▶ **ITEMS**:
- - -
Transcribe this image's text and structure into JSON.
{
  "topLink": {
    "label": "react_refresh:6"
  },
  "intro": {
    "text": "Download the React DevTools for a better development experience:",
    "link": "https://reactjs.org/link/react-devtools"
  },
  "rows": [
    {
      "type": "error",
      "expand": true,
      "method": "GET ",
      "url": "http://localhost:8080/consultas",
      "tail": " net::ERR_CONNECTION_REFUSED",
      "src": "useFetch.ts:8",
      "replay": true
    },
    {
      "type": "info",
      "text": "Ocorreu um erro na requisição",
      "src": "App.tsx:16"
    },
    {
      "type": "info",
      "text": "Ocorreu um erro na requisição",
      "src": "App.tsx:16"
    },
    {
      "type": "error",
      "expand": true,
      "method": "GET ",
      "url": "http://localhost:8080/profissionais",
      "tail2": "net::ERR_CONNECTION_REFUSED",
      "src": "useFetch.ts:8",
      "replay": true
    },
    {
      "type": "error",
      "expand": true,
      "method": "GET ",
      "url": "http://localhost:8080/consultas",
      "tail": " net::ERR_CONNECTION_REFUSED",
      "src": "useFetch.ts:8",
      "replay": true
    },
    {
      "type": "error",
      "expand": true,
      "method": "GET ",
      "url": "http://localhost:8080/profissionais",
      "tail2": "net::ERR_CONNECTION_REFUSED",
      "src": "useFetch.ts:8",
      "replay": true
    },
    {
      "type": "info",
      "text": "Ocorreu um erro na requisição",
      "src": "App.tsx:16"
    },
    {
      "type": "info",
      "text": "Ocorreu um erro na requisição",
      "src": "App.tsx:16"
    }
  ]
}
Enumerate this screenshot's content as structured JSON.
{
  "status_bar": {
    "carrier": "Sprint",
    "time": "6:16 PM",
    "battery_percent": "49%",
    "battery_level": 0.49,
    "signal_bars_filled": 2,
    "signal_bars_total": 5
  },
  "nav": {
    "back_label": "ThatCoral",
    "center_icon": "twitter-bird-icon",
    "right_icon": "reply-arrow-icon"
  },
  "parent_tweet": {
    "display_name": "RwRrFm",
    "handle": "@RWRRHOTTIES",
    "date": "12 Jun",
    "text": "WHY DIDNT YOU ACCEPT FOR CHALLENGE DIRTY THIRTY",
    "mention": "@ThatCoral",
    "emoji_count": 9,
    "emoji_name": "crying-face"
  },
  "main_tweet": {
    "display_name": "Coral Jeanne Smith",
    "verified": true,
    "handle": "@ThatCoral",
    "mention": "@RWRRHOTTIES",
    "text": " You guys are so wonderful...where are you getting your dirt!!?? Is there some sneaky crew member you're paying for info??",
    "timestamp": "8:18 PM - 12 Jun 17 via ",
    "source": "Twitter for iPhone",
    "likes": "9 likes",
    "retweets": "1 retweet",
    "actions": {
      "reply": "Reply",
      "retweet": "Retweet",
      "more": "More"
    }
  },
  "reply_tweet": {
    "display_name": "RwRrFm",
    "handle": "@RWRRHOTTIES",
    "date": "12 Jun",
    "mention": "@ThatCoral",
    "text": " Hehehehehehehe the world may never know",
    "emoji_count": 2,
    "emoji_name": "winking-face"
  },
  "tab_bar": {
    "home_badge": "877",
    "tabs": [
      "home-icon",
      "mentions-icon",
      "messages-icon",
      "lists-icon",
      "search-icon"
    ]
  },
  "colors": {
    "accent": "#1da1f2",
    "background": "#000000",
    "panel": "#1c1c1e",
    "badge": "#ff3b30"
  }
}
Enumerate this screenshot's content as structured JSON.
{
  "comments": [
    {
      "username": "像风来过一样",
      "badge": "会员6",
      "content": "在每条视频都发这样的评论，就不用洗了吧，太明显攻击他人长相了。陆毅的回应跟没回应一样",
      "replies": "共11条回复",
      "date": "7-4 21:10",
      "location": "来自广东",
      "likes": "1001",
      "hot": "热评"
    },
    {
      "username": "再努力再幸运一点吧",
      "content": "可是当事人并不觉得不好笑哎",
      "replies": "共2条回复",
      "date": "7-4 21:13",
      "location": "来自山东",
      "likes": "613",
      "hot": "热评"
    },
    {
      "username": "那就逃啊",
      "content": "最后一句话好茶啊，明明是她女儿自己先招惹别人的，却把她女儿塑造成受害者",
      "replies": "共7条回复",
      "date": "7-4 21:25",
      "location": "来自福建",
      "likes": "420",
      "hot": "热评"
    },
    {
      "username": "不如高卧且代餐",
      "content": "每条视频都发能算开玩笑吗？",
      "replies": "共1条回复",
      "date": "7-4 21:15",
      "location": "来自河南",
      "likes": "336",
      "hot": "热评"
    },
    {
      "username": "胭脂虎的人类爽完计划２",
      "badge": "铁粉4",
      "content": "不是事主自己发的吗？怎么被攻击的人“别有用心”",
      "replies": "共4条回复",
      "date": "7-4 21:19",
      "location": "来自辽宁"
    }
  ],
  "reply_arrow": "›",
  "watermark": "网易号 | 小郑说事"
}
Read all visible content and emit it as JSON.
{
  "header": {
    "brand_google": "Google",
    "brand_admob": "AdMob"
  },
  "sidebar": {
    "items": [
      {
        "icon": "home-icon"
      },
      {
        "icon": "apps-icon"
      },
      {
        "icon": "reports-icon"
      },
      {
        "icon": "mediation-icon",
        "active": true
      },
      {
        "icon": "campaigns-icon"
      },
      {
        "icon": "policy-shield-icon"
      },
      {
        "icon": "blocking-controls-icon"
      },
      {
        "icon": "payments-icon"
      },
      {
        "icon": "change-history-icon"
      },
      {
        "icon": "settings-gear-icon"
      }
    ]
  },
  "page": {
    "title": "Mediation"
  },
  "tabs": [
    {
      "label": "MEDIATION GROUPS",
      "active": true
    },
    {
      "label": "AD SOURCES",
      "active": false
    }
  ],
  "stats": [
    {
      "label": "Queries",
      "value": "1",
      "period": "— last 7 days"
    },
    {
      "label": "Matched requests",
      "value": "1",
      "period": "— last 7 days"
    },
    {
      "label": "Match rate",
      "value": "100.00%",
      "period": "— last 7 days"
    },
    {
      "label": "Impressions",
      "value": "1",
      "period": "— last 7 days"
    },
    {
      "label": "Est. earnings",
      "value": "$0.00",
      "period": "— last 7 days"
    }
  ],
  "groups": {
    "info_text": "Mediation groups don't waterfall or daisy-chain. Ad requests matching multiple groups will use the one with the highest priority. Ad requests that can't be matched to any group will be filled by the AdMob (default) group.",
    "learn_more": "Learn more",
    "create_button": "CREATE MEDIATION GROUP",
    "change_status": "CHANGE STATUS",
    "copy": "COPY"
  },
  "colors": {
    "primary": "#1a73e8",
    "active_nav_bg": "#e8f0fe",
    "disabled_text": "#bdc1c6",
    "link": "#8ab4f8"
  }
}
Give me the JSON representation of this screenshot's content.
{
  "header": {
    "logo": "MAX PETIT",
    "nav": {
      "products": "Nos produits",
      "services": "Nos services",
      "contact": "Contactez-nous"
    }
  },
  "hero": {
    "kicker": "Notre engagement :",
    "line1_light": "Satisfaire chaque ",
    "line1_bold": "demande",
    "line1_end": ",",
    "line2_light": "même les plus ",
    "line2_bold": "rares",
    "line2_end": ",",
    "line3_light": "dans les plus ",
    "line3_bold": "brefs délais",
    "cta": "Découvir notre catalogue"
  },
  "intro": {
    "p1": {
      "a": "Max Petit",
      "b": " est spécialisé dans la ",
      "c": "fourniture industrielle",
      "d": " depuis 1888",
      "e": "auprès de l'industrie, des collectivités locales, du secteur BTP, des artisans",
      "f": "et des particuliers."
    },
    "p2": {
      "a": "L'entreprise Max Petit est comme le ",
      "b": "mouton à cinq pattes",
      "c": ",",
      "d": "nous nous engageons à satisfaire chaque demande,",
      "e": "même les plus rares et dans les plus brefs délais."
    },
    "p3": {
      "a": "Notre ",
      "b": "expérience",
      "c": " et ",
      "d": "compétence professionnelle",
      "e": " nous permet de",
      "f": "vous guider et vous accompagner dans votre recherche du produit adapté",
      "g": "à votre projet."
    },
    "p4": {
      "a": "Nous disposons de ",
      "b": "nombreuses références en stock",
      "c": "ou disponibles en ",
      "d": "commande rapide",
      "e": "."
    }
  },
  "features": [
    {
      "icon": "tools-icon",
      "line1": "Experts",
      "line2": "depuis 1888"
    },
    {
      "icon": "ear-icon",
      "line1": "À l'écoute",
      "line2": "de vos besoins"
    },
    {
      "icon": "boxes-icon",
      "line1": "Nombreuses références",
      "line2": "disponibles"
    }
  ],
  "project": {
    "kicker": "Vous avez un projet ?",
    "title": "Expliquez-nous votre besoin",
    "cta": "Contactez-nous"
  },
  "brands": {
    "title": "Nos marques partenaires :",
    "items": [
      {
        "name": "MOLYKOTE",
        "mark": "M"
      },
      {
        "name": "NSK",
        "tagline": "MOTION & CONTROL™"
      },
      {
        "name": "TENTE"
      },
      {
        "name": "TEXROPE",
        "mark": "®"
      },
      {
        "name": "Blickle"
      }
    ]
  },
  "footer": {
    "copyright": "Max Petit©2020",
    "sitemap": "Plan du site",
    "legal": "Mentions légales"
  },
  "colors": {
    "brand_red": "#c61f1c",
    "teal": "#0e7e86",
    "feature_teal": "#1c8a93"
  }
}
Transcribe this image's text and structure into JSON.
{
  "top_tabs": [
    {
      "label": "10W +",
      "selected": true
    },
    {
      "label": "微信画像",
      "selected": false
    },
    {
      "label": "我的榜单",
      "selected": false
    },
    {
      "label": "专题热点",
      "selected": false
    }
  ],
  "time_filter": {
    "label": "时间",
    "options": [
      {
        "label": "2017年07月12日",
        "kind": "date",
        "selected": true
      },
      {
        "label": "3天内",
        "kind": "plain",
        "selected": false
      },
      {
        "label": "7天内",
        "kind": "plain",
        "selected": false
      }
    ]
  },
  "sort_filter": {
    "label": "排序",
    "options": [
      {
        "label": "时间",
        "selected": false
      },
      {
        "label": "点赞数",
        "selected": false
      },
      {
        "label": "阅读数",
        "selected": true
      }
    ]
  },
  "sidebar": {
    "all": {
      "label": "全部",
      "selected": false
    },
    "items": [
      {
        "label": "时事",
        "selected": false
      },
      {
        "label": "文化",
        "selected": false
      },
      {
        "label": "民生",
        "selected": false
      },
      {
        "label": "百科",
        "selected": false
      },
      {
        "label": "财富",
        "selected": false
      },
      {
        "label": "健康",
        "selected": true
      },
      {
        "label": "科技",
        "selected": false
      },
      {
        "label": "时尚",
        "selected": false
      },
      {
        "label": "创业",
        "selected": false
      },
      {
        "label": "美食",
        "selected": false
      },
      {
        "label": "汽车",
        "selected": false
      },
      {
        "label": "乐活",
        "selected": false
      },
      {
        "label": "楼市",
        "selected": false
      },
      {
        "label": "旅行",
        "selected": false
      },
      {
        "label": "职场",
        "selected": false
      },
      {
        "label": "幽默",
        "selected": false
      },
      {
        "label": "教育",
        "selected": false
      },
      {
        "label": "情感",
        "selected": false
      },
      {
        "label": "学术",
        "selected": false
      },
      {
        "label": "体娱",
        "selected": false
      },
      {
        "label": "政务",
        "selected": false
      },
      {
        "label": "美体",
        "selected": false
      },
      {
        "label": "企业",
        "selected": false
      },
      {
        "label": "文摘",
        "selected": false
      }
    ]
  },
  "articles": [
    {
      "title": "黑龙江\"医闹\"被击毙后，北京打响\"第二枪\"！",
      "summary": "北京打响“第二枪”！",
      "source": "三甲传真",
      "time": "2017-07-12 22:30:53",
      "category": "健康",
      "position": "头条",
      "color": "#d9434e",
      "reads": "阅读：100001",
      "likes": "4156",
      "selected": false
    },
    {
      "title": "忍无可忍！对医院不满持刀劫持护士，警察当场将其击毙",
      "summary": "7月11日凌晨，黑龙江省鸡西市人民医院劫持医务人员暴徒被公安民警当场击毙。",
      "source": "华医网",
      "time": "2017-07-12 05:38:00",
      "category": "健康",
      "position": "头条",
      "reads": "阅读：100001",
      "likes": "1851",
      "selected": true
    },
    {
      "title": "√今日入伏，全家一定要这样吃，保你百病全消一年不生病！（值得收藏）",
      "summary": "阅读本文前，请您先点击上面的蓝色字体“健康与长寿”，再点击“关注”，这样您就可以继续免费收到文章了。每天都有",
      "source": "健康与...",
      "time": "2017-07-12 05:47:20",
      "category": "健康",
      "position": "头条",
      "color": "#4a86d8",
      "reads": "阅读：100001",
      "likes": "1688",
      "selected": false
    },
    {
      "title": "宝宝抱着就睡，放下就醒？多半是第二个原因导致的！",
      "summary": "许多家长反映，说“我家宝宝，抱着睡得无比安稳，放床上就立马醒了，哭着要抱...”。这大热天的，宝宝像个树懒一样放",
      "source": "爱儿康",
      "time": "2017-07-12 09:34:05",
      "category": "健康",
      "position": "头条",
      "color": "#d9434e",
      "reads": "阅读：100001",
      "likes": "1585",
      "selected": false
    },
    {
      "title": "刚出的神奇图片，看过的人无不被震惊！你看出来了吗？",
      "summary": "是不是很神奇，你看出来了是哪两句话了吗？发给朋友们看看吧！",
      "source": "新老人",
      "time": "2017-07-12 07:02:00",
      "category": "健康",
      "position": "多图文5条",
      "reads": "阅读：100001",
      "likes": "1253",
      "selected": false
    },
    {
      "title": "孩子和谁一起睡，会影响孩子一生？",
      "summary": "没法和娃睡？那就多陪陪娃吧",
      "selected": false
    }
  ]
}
- - -
▶ **OBJECTIVE**: Check each line of the records for the word "délais", and show the lines that contain it.

▶ **ANSWER TO THE PROBLEM**:
    "line3_bold": "brefs délais",
      "e": "même les plus rares et dans les plus brefs délais."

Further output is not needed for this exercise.